[Entries from a dataset]
○ ○ ○ ○

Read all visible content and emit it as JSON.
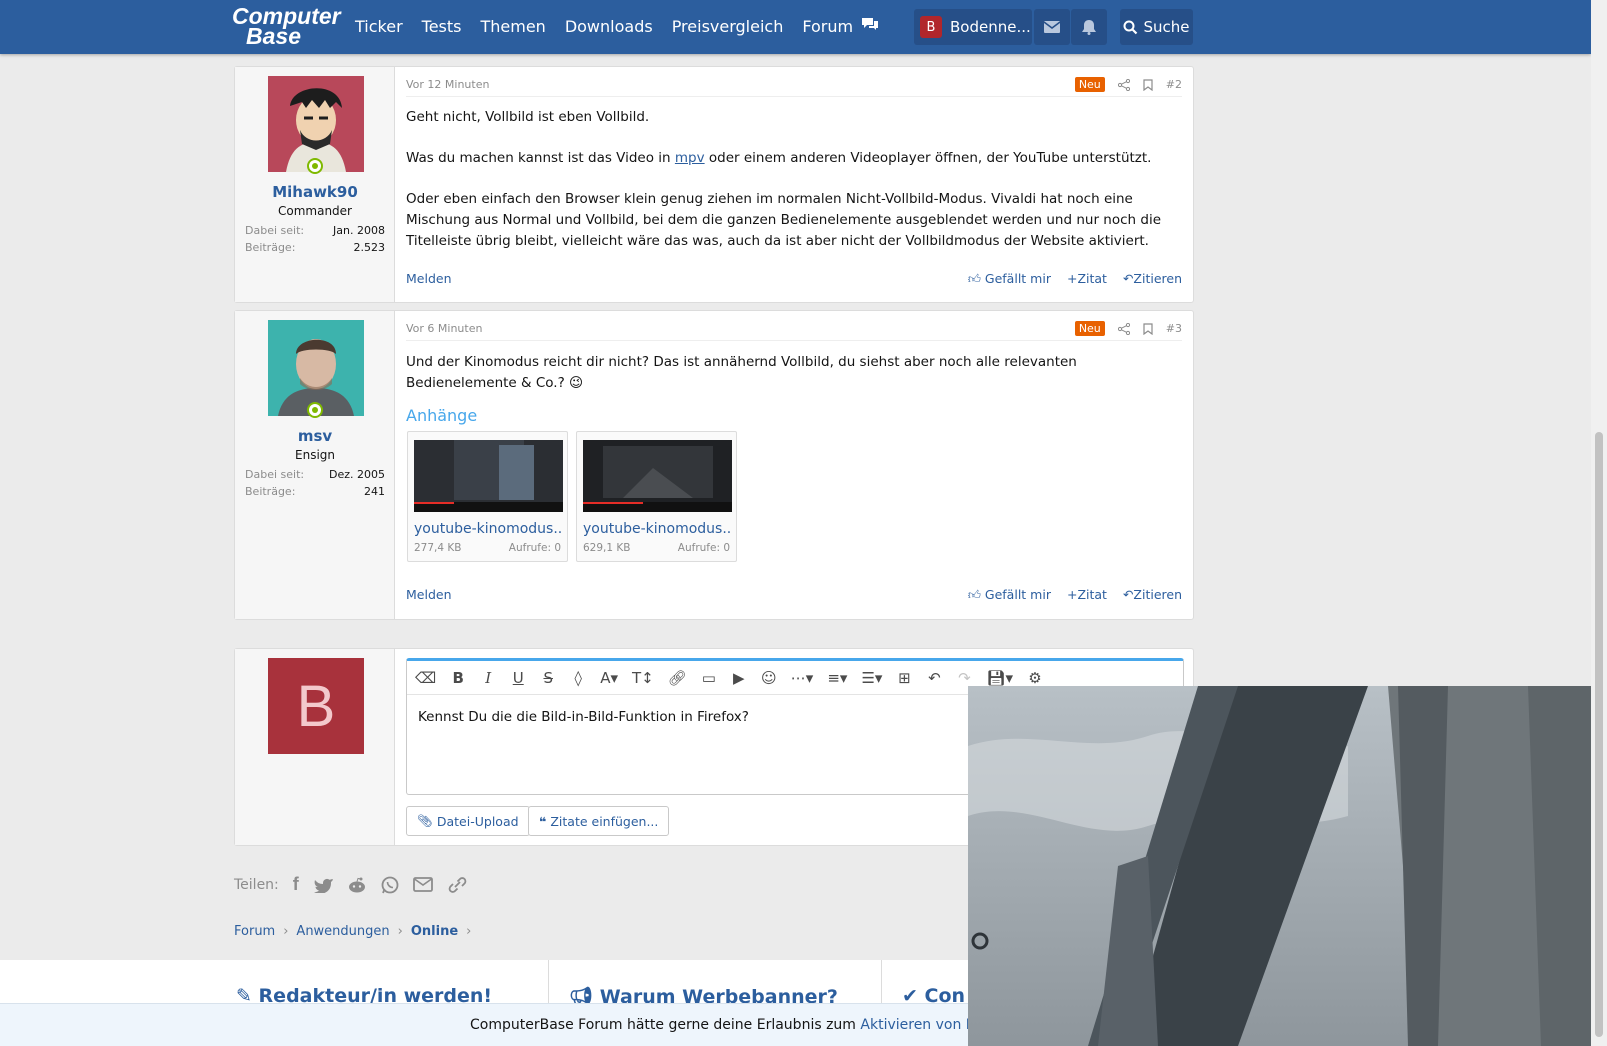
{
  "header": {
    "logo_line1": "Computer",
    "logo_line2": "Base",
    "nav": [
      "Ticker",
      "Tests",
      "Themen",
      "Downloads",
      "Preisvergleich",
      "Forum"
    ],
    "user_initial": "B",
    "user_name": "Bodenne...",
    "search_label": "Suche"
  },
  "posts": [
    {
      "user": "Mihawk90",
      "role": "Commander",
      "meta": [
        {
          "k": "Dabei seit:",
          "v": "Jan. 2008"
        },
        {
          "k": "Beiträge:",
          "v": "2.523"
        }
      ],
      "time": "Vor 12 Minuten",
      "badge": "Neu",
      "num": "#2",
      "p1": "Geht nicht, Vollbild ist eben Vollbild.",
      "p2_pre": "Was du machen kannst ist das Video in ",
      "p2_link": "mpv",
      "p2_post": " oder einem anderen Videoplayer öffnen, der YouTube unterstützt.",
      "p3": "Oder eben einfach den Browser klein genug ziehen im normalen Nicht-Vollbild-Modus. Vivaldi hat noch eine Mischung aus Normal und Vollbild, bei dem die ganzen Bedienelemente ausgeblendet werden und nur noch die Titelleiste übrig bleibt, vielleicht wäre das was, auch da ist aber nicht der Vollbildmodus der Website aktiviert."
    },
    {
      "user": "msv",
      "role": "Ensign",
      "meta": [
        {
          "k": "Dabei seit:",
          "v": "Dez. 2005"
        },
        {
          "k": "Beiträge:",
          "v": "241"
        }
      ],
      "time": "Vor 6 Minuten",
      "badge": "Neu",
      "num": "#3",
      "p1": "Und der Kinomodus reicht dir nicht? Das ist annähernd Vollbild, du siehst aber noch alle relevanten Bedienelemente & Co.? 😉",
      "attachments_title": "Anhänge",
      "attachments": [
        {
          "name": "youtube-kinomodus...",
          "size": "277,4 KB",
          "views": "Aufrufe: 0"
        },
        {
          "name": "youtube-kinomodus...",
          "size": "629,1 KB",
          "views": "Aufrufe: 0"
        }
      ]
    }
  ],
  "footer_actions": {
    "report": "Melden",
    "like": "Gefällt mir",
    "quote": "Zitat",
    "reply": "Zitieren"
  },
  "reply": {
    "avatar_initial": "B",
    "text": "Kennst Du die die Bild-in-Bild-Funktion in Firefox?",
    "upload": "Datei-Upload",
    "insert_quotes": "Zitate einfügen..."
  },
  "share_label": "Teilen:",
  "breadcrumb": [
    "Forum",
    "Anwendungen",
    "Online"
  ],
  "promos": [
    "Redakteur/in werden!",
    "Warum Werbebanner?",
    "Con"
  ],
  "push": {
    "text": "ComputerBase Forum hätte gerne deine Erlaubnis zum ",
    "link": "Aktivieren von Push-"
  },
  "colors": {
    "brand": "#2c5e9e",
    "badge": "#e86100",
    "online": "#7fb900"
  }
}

○ ○ ○ ○

(Direction)
Identify the lines of the entries containing the string "text". Copy each such line.

(Completed task)
    "text": "Kennst Du die die Bild-in-Bild-Funktion in Firefox?",
    "text": "ComputerBase Forum hätte gerne deine Erlaubnis zum ",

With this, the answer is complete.